▶ [Stated task 1]:
In the company report, rewrite the part starting at "4. ANNUAL RETURN" and ending at "year - Nil).", replacing "Directors" with "Board".
▶ [Stated task 2]:
List every numbered section heading in the company report.
▶ [Stated task 3]:
According to the company report, what is the Authorized Share Capital of the Company as on March 31, 2023?

3. CHANGE IN NATURE OF BUSINESS, IF ANY

During the Financial Year 2022-23 there was no changes in nature of Business of the Company.

4. ANNUAL RETURN

Pursuant to Section 92(3) read with Section134(3)(a) of the Act, the Annual Return as on March 31, 2023 is available on the Company’s website at www.shyamkamal.com.

5. SHARE CAPITAL:

The Authorized Share Capital of the Company as on March 31, 2023 is INR 11,00,00,000/- divided into 1,10,00,000 Equity Shares of INR 10 each and Issued, Subscribed and Paid-up Equity Share Capital of the Company is INR 8,29,00,000/- comprising of 82,90,000 Equity shares of INR 10.

During the year under review, the Company has not issued any equity shares.

6. DIVIDEND:

To conserve the resources for future prospect and growth of the Company, your Directors do not recommend any dividend for the Financial Year 2022-23 (Previous year - Nil).

▶ [Dataset entries]:
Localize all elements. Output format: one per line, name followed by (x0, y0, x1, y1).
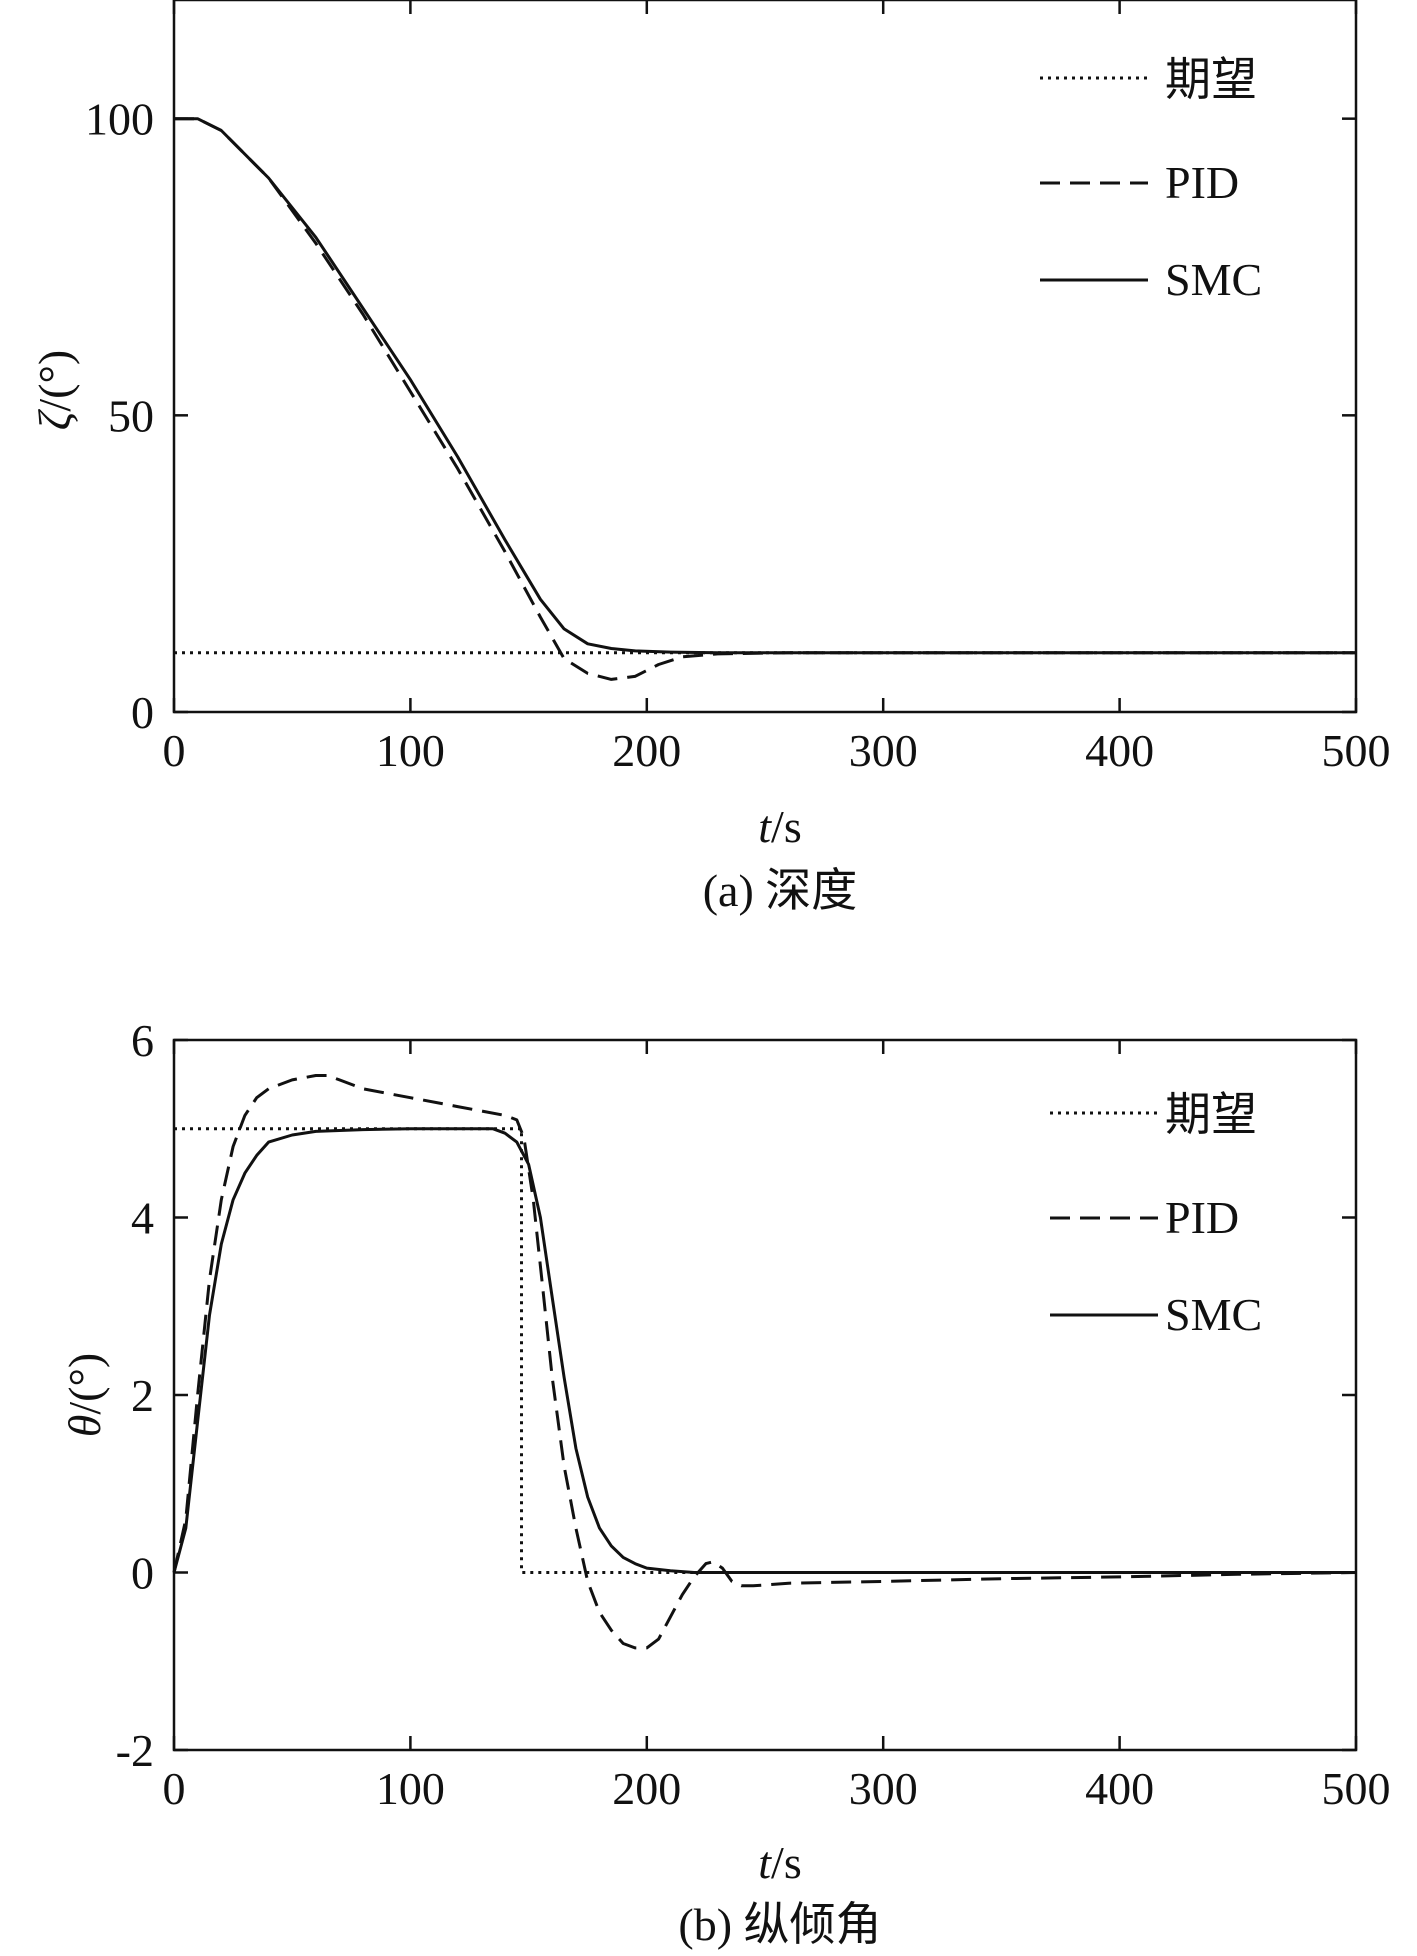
x-tick-label: 500 (1322, 1763, 1391, 1814)
pitch-chart-frame (172, 1038, 1358, 1752)
x-tick-label: 0 (163, 1763, 186, 1814)
series-line-smc (172, 1127, 1356, 1574)
y-tick-label: 2 (131, 1370, 154, 1421)
pitch-chart-xlabel-var: t (758, 1837, 772, 1888)
pitch-chart-ylabel-var: θ (59, 1415, 110, 1438)
depth-chart-caption: (a) 深度 (703, 865, 858, 916)
x-tick-label: 300 (849, 1763, 918, 1814)
x-tick-label: 500 (1322, 725, 1391, 776)
legend-label-pid: PID (1165, 1192, 1239, 1243)
x-tick-label: 200 (612, 1763, 681, 1814)
legend-label-desired: 期望 (1165, 1089, 1257, 1140)
y-tick-label: 4 (131, 1193, 154, 1244)
series-line-smc (174, 117, 1356, 655)
pitch-chart-ylabel: θ/(°) (59, 1353, 110, 1437)
pitch-chart-series (172, 1074, 1357, 1650)
y-tick-label: 100 (85, 94, 154, 145)
x-tick-label: 100 (376, 1763, 445, 1814)
x-tick-label: 300 (849, 725, 918, 776)
y-tick-label: -2 (116, 1725, 154, 1776)
y-tick-label: 50 (108, 390, 154, 441)
legend-label-smc: SMC (1165, 1289, 1262, 1340)
legend-label-desired: 期望 (1165, 54, 1257, 105)
x-tick-label: 200 (612, 725, 681, 776)
depth-chart-ylabel: ζ/(°) (29, 350, 80, 430)
y-tick-label: 0 (131, 1548, 154, 1599)
pitch-chart-caption: (b) 纵倾角 (678, 1899, 881, 1950)
legend-label-pid: PID (1165, 157, 1239, 208)
depth-chart: 0 100 200 300 400 500 0 50 100 期望 PID SMC t/s (a… (29, 0, 1391, 916)
y-tick-label: 0 (131, 687, 154, 738)
legend-label-smc: SMC (1165, 254, 1262, 305)
x-tick-label: 400 (1085, 725, 1154, 776)
depth-chart-ticks: 0 100 200 300 400 500 0 50 100 (85, 0, 1391, 776)
pitch-chart-xlabel: t/s (758, 1837, 801, 1888)
y-tick-label: 6 (131, 1015, 154, 1066)
depth-chart-ylabel-unit: /(°) (29, 350, 80, 412)
x-tick-label: 400 (1085, 1763, 1154, 1814)
pitch-chart-legend: 期望 PID SMC (1050, 1089, 1262, 1340)
depth-chart-series (174, 117, 1356, 681)
depth-chart-xlabel: t/s (758, 801, 801, 852)
pitch-chart-ylabel-unit: /(°) (59, 1353, 110, 1415)
pitch-chart-xlabel-unit: /s (771, 1837, 802, 1888)
depth-chart-xlabel-unit: /s (771, 801, 802, 852)
depth-chart-frame (172, 0, 1358, 714)
series-line-pid (172, 1074, 1357, 1650)
x-tick-label: 0 (163, 725, 186, 776)
depth-chart-legend: 期望 PID SMC (1040, 54, 1262, 305)
x-tick-label: 100 (376, 725, 445, 776)
depth-chart-xlabel-var: t (758, 801, 772, 852)
depth-chart-ylabel-var: ζ (29, 408, 80, 430)
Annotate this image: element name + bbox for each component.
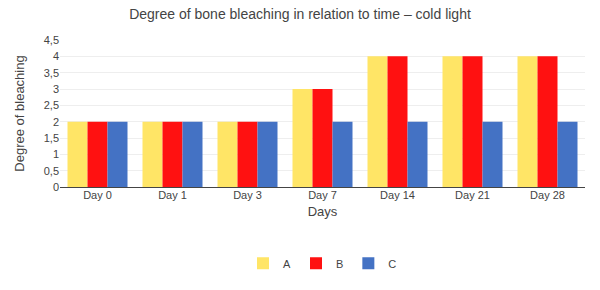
svg-text:Day 7: Day 7 — [308, 189, 337, 201]
svg-text:4: 4 — [53, 50, 59, 62]
svg-text:Day 21: Day 21 — [455, 189, 490, 201]
svg-text:B: B — [336, 258, 343, 270]
svg-text:Day 28: Day 28 — [530, 189, 565, 201]
svg-text:2: 2 — [53, 116, 59, 128]
svg-text:Degree of bone bleaching in re: Degree of bone bleaching in relation to … — [129, 6, 471, 22]
svg-text:C: C — [388, 258, 396, 270]
svg-text:A: A — [283, 258, 291, 270]
svg-text:Degree of bleaching: Degree of bleaching — [12, 55, 27, 171]
svg-text:Day 1: Day 1 — [158, 189, 187, 201]
svg-text:Days: Days — [308, 204, 338, 219]
svg-text:4,5: 4,5 — [44, 34, 59, 46]
svg-text:0,5: 0,5 — [44, 165, 59, 177]
svg-text:1: 1 — [53, 148, 59, 160]
svg-text:Day 0: Day 0 — [83, 189, 112, 201]
svg-text:0: 0 — [53, 181, 59, 193]
svg-text:3: 3 — [53, 83, 59, 95]
svg-text:3,5: 3,5 — [44, 67, 59, 79]
svg-text:2,5: 2,5 — [44, 99, 59, 111]
svg-text:Day 3: Day 3 — [233, 189, 262, 201]
svg-text:1,5: 1,5 — [44, 132, 59, 144]
svg-text:Day 14: Day 14 — [380, 189, 415, 201]
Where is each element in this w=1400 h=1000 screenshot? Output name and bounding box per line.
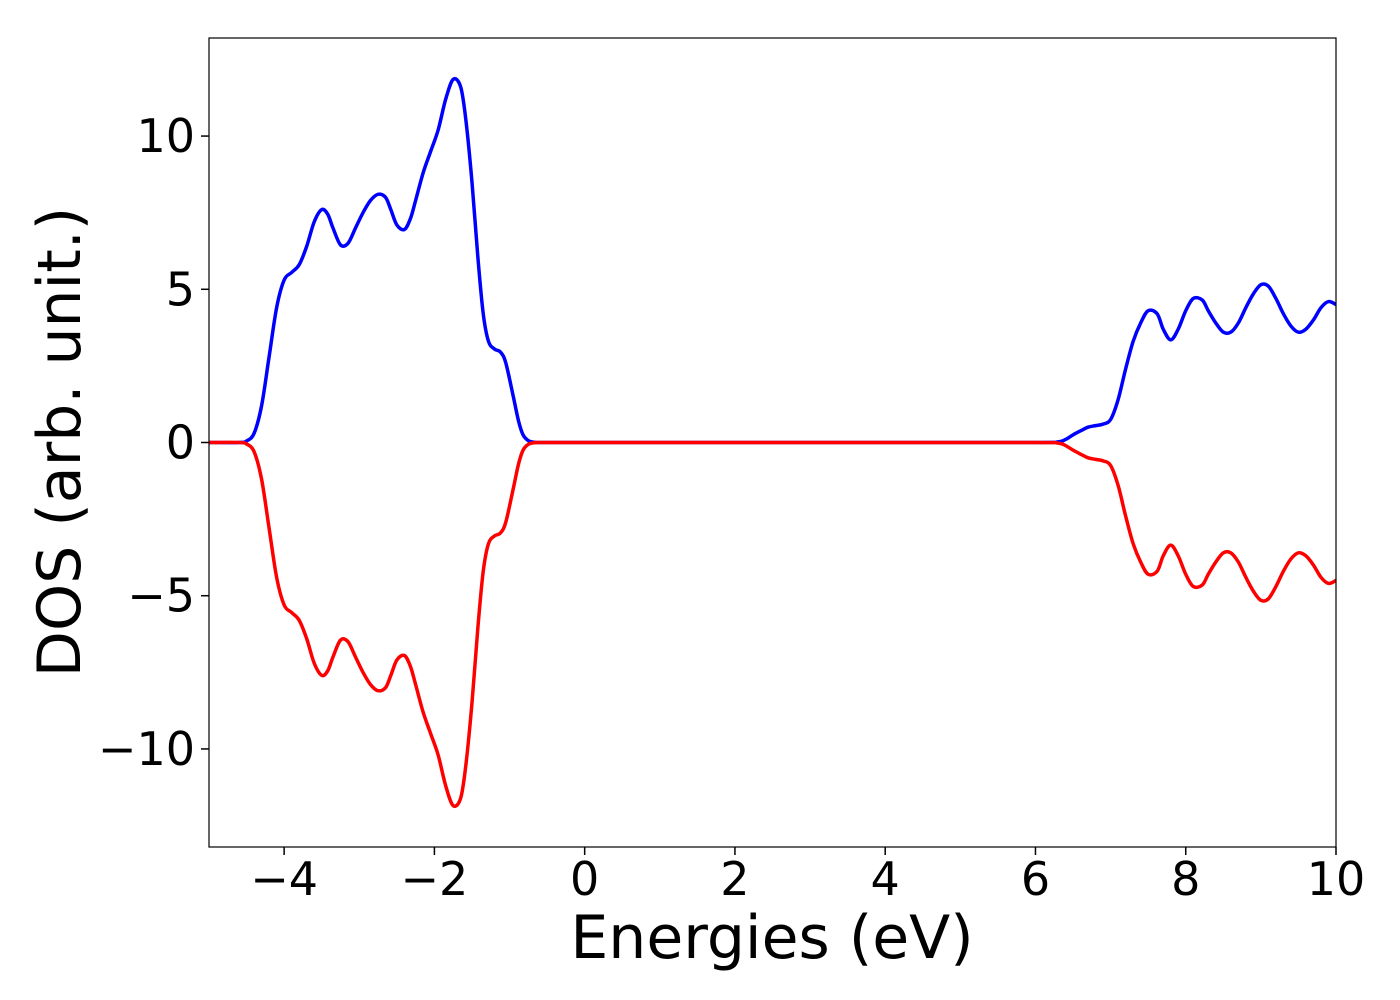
x-tick-label: 4 [871,852,900,906]
x-tick-label: −2 [400,852,468,906]
y-tick-label: 0 [166,416,195,470]
x-tick-label: 2 [720,852,749,906]
series-line-positive [209,76,1336,445]
y-tick-label: 5 [166,262,195,316]
y-tick-label: −5 [127,569,195,623]
x-tick-label: 8 [1171,852,1200,906]
y-axis-ticks: 10 5 0 −5 −10 [98,109,209,776]
y-tick-label: −10 [98,722,195,776]
x-axis-label: Energies (eV) [570,903,973,973]
x-tick-label: 0 [570,852,599,906]
x-tick-label: 6 [1021,852,1050,906]
x-tick-label: 10 [1307,852,1366,906]
series-layer [209,76,1336,809]
y-axis-label: DOS (arb. unit.) [25,207,95,677]
x-axis-ticks: −4 −2 0 2 4 6 8 10 [250,847,1365,906]
x-tick-label: −4 [250,852,318,906]
y-tick-label: 10 [136,109,195,163]
series-line-negative [209,440,1336,809]
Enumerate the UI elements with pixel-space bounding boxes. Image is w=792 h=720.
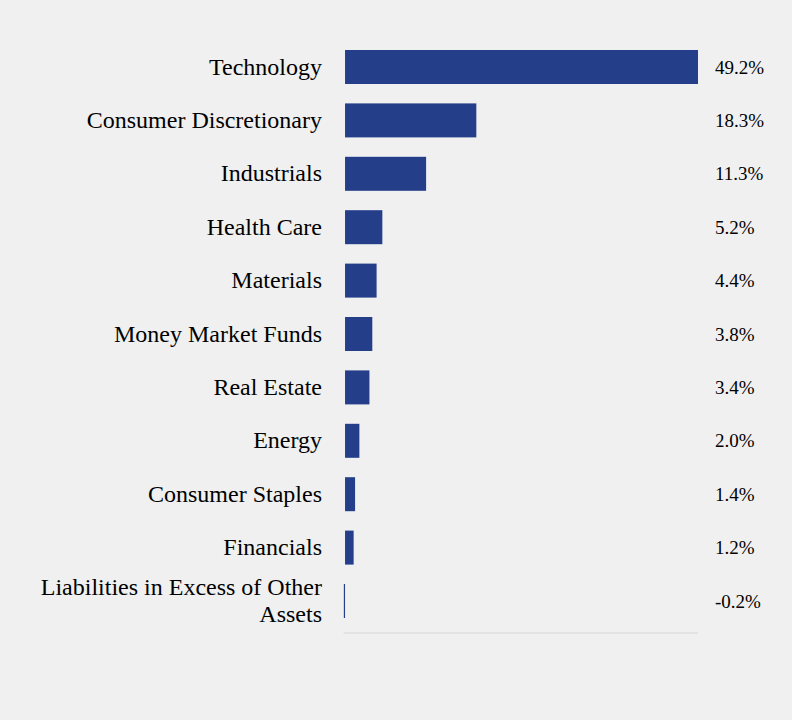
category-label: Technology: [209, 54, 322, 81]
data-label: 3.4%: [715, 377, 755, 398]
category-label: Liabilities in Excess of Other Assets: [0, 574, 322, 628]
category-cell: Health Care: [0, 197, 322, 257]
bar: [345, 157, 426, 191]
bar: [345, 103, 476, 137]
category-cell: Consumer Discretionary: [0, 90, 322, 150]
data-label: 5.2%: [715, 217, 755, 238]
bar: [345, 210, 382, 244]
bar: [344, 584, 345, 618]
data-label: 11.3%: [715, 163, 764, 184]
data-label: 3.8%: [715, 324, 755, 345]
category-label: Health Care: [207, 214, 322, 241]
bar: [345, 531, 354, 565]
axis-line: [344, 633, 698, 634]
bars: [344, 50, 698, 618]
category-label: Financials: [223, 534, 322, 561]
bar: [345, 477, 355, 511]
category-cell: Energy: [0, 411, 322, 471]
category-cell: Money Market Funds: [0, 304, 322, 364]
data-label: 1.2%: [715, 537, 755, 558]
category-cell: Consumer Staples: [0, 464, 322, 524]
category-label: Industrials: [221, 160, 322, 187]
bar: [345, 264, 377, 298]
bar: [345, 50, 698, 84]
data-label: -0.2%: [715, 591, 761, 612]
data-label: 2.0%: [715, 430, 755, 451]
category-label: Consumer Staples: [148, 481, 322, 508]
category-label: Money Market Funds: [114, 321, 322, 348]
chart: 49.2% 18.3% 11.3% 5.2% 4.4% 3.8% 3.4% 2.0% 1.4% 1…: [0, 0, 792, 720]
data-label: 1.4%: [715, 484, 755, 505]
category-cell: Technology: [0, 37, 322, 97]
category-cell: Financials: [0, 518, 322, 578]
category-cell: Liabilities in Excess of Other Assets: [0, 571, 322, 631]
category-cell: Materials: [0, 251, 322, 311]
category-label: Energy: [253, 427, 322, 454]
data-label: 18.3%: [715, 110, 764, 131]
category-label: Consumer Discretionary: [87, 107, 322, 134]
data-label: 4.4%: [715, 270, 755, 291]
bar: [345, 424, 359, 458]
category-cell: Real Estate: [0, 357, 322, 417]
category-label: Materials: [231, 267, 322, 294]
bar: [345, 317, 372, 351]
bar: [345, 370, 369, 404]
category-cell: Industrials: [0, 144, 322, 204]
category-label: Real Estate: [213, 374, 322, 401]
data-label: 49.2%: [715, 57, 764, 78]
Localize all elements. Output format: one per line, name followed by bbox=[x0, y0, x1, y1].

▶ [Exercise response 1]:
4. ANNUAL RETURN

Pursuant to Section 92(3) read with Section134(3)(a) of the Act, the Annual Return as on March 31, 2023 is available on the Company’s website at www.shyamkamal.com.

5. SHARE CAPITAL:

The Authorized Share Capital of the Company as on March 31, 2023 is INR 11,00,00,000/- divided into 1,10,00,000 Equity Shares of INR 10 each and Issued, Subscribed and Paid-up Equity Share Capital of the Company is INR 8,29,00,000/- comprising of 82,90,000 Equity shares of INR 10.

During the year under review, the Company has not issued any equity shares.

6. DIVIDEND:

To conserve the resources for future prospect and growth of the Company, your Board do not recommend any dividend for the Financial Year 2022-23 (Previous year - Nil).

▶ [Exercise response 2]:
3. CHANGE IN NATURE OF BUSINESS, IF ANY
4. ANNUAL RETURN
5. SHARE CAPITAL
6. DIVIDEND

▶ [Exercise response 3]:
INR 11,00,00,000/-, divided into 1,10,00,000 Equity Shares of INR 10 each.